### CHALLENGE
Transcribe every line of the listing below without any deviation.
─── DATA LISTING ───
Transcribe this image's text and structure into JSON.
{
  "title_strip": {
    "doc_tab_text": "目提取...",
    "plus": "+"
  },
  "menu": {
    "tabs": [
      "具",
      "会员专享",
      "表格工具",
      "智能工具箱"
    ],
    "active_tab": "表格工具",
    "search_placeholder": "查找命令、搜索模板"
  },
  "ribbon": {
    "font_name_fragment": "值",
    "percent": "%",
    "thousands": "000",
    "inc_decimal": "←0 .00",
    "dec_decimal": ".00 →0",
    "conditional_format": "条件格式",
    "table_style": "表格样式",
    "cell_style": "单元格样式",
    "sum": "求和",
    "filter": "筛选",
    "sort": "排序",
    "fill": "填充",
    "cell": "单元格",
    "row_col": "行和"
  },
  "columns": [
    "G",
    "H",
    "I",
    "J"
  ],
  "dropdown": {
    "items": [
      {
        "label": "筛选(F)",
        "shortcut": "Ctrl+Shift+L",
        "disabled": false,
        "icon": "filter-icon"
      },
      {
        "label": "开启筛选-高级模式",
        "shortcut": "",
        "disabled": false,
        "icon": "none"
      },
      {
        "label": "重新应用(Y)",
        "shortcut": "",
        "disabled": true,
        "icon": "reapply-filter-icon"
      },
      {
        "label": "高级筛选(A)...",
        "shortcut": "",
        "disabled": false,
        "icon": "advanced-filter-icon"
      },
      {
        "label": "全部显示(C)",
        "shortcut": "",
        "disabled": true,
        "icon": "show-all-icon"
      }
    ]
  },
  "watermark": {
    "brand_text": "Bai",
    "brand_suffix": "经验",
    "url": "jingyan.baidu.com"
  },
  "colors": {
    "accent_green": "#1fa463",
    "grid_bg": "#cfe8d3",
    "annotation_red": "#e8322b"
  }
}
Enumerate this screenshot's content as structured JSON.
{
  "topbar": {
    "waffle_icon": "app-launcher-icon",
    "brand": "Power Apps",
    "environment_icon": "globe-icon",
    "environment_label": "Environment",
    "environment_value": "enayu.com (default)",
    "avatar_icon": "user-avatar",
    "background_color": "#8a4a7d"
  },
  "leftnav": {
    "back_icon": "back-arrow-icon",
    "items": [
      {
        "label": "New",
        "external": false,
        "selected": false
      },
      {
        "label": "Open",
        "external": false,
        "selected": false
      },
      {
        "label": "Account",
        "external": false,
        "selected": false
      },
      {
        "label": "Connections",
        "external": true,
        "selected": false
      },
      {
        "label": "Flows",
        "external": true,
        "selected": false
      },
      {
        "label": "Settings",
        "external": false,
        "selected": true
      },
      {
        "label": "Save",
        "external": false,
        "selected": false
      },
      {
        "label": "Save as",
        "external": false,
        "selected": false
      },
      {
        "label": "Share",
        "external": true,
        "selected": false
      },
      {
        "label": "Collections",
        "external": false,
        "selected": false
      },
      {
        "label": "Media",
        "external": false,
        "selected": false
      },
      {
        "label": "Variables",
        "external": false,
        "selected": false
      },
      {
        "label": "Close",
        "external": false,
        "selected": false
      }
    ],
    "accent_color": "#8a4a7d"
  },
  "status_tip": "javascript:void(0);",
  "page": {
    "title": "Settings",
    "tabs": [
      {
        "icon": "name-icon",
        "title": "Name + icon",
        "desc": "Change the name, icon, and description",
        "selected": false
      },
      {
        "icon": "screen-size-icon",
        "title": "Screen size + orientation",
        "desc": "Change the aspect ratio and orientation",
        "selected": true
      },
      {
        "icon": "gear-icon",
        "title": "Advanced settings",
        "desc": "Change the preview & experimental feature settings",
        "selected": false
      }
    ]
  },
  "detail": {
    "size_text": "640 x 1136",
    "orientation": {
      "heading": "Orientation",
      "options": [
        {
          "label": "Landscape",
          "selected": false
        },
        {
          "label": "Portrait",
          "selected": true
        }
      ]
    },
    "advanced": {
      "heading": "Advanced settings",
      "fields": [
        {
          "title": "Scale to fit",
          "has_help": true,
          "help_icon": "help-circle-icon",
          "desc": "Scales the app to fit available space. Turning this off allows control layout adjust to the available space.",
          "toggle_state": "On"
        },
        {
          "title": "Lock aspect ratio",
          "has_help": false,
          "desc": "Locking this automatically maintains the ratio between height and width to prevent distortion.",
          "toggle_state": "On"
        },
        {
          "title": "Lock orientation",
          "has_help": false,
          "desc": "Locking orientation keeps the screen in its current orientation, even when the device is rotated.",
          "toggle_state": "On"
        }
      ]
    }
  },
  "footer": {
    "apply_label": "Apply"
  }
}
───
### COMPLETE ANSWER
Transcribe this image's text and structure into JSON.
{
  "title_strip": {
    "doc_tab_text": "目提取...",
    "plus": "+"
  },
  "menu": {
    "tabs": [
      "具",
      "会员专享",
      "表格工具",
      "智能工具箱"
    ],
    "active_tab": "表格工具",
    "search_placeholder": "查找命令、搜索模板"
  },
  "ribbon": {
    "font_name_fragment": "值",
    "percent": "%",
    "thousands": "000",
    "inc_decimal": "←0 .00",
    "dec_decimal": ".00 →0",
    "conditional_format": "条件格式",
    "table_style": "表格样式",
    "cell_style": "单元格样式",
    "sum": "求和",
    "filter": "筛选",
    "sort": "排序",
    "fill": "填充",
    "cell": "单元格",
    "row_col": "行和"
  },
  "columns": [
    "G",
    "H",
    "I",
    "J"
  ],
  "dropdown": {
    "items": [
      {
        "label": "筛选(F)",
        "shortcut": "Ctrl+Shift+L",
        "disabled": false,
        "icon": "filter-icon"
      },
      {
        "label": "开启筛选-高级模式",
        "shortcut": "",
        "disabled": false,
        "icon": "none"
      },
      {
        "label": "重新应用(Y)",
        "shortcut": "",
        "disabled": true,
        "icon": "reapply-filter-icon"
      },
      {
        "label": "高级筛选(A)...",
        "shortcut": "",
        "disabled": false,
        "icon": "advanced-filter-icon"
      },
      {
        "label": "全部显示(C)",
        "shortcut": "",
        "disabled": true,
        "icon": "show-all-icon"
      }
    ]
  },
  "watermark": {
    "brand_text": "Bai",
    "brand_suffix": "经验",
    "url": "jingyan.baidu.com"
  },
  "colors": {
    "accent_green": "#1fa463",
    "grid_bg": "#cfe8d3",
    "annotation_red": "#e8322b"
  }
}
Enumerate this screenshot's content as structured JSON.
{
  "topbar": {
    "waffle_icon": "app-launcher-icon",
    "brand": "Power Apps",
    "environment_icon": "globe-icon",
    "environment_label": "Environment",
    "environment_value": "enayu.com (default)",
    "avatar_icon": "user-avatar",
    "background_color": "#8a4a7d"
  },
  "leftnav": {
    "back_icon": "back-arrow-icon",
    "items": [
      {
        "label": "New",
        "external": false,
        "selected": false
      },
      {
        "label": "Open",
        "external": false,
        "selected": false
      },
      {
        "label": "Account",
        "external": false,
        "selected": false
      },
      {
        "label": "Connections",
        "external": true,
        "selected": false
      },
      {
        "label": "Flows",
        "external": true,
        "selected": false
      },
      {
        "label": "Settings",
        "external": false,
        "selected": true
      },
      {
        "label": "Save",
        "external": false,
        "selected": false
      },
      {
        "label": "Save as",
        "external": false,
        "selected": false
      },
      {
        "label": "Share",
        "external": true,
        "selected": false
      },
      {
        "label": "Collections",
        "external": false,
        "selected": false
      },
      {
        "label": "Media",
        "external": false,
        "selected": false
      },
      {
        "label": "Variables",
        "external": false,
        "selected": false
      },
      {
        "label": "Close",
        "external": false,
        "selected": false
      }
    ],
    "accent_color": "#8a4a7d"
  },
  "status_tip": "javascript:void(0);",
  "page": {
    "title": "Settings",
    "tabs": [
      {
        "icon": "name-icon",
        "title": "Name + icon",
        "desc": "Change the name, icon, and description",
        "selected": false
      },
      {
        "icon": "screen-size-icon",
        "title": "Screen size + orientation",
        "desc": "Change the aspect ratio and orientation",
        "selected": true
      },
      {
        "icon": "gear-icon",
        "title": "Advanced settings",
        "desc": "Change the preview & experimental feature settings",
        "selected": false
      }
    ]
  },
  "detail": {
    "size_text": "640 x 1136",
    "orientation": {
      "heading": "Orientation",
      "options": [
        {
          "label": "Landscape",
          "selected": false
        },
        {
          "label": "Portrait",
          "selected": true
        }
      ]
    },
    "advanced": {
      "heading": "Advanced settings",
      "fields": [
        {
          "title": "Scale to fit",
          "has_help": true,
          "help_icon": "help-circle-icon",
          "desc": "Scales the app to fit available space. Turning this off allows control layout adjust to the available space.",
          "toggle_state": "On"
        },
        {
          "title": "Lock aspect ratio",
          "has_help": false,
          "desc": "Locking this automatically maintains the ratio between height and width to prevent distortion.",
          "toggle_state": "On"
        },
        {
          "title": "Lock orientation",
          "has_help": false,
          "desc": "Locking orientation keeps the screen in its current orientation, even when the device is rotated.",
          "toggle_state": "On"
        }
      ]
    }
  },
  "footer": {
    "apply_label": "Apply"
  }
}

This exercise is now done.